▸ Work required: Every line of the listing must be reproduced as it stands. Leave the images behind.
++++ Data supplied ++++
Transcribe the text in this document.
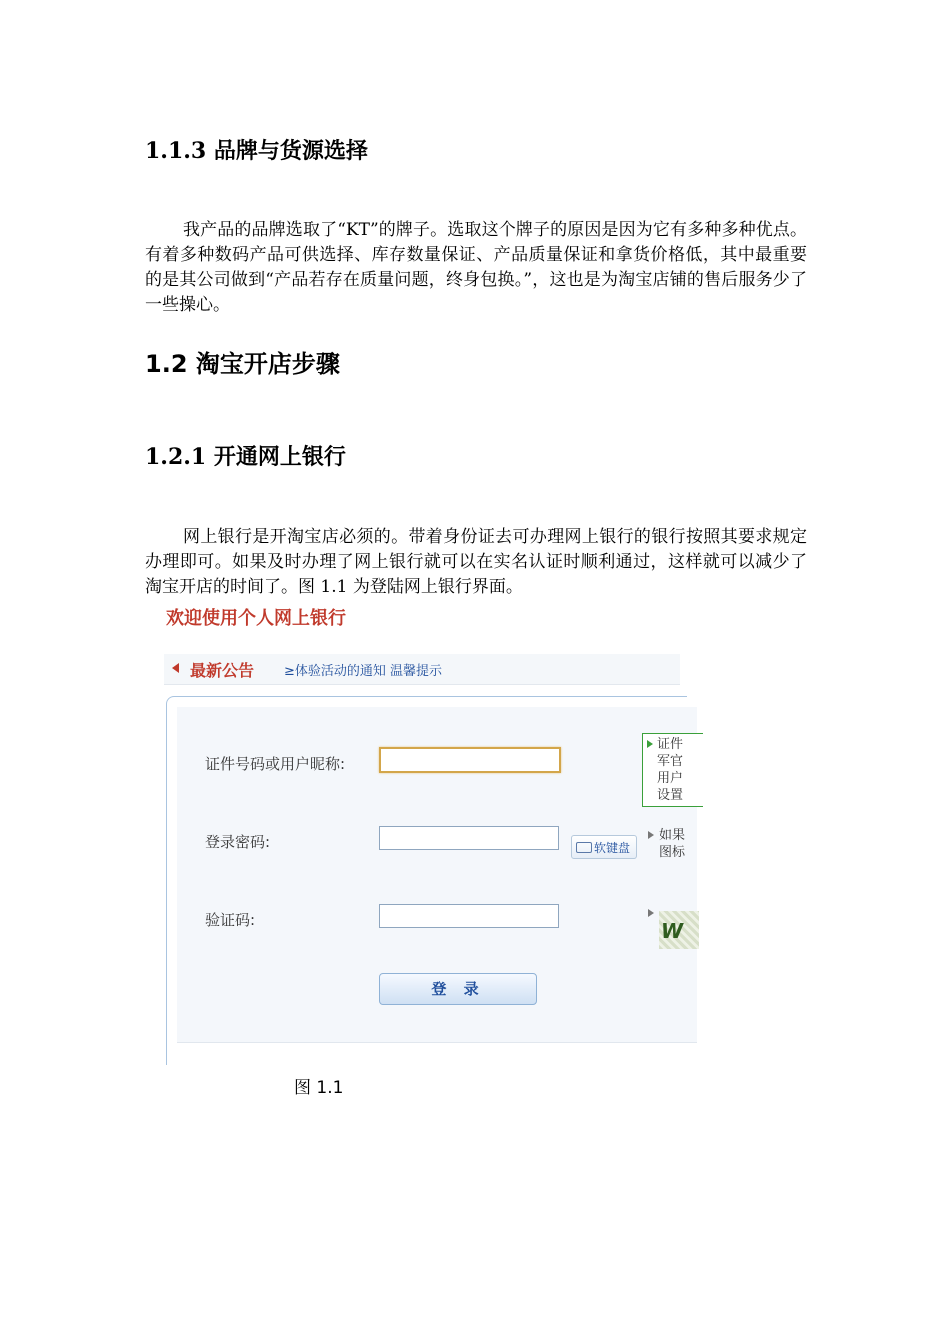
1.1.3 品牌与货源选择

我产品的品牌选取了“KT”的牌子。选取这个牌子的原因是因为它有多种多种优点。有着多种数码产品可供选择、库存数量保证、产品质量保证和拿货价格低，其中最重要的是其公司做到“产品若存在质量问题，终身包换。”，这也是为淘宝店铺的售后服务少了一些操心。

1.2 淘宝开店步骤
1.2.1 开通网上银行

网上银行是开淘宝店必须的。带着身份证去可办理网上银行的银行按照其要求规定办理即可。如果及时办理了网上银行就可以在实名认证时顺利通过，这样就可以减少了淘宝开店的时间了。图 1.1 为登陆网上银行界面。

欢迎使用个人网上银行
最新公告 ≥体验活动的通知 温馨提示
证件号码或用户昵称:
证件
军官
用户
设置
登录密码:	软键盘
如果
图标
验证码:	W
登 录
图 1.1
++++
▸ Task result:
Transcribe the text in this document.
1.1.3 品牌与货源选择

我产品的品牌选取了“KT”的牌子。选取这个牌子的原因是因为它有多种多种优点。有着多种数码产品可供选择、库存数量保证、产品质量保证和拿货价格低，其中最重要的是其公司做到“产品若存在质量问题，终身包换。”，这也是为淘宝店铺的售后服务少了一些操心。

1.2 淘宝开店步骤
1.2.1 开通网上银行

网上银行是开淘宝店必须的。带着身份证去可办理网上银行的银行按照其要求规定办理即可。如果及时办理了网上银行就可以在实名认证时顺利通过，这样就可以减少了淘宝开店的时间了。图 1.1 为登陆网上银行界面。

欢迎使用个人网上银行
最新公告 ≥体验活动的通知 温馨提示
证件号码或用户昵称:
证件
军官
用户
设置
登录密码:	软键盘
如果
图标
验证码:	W
登 录
图 1.1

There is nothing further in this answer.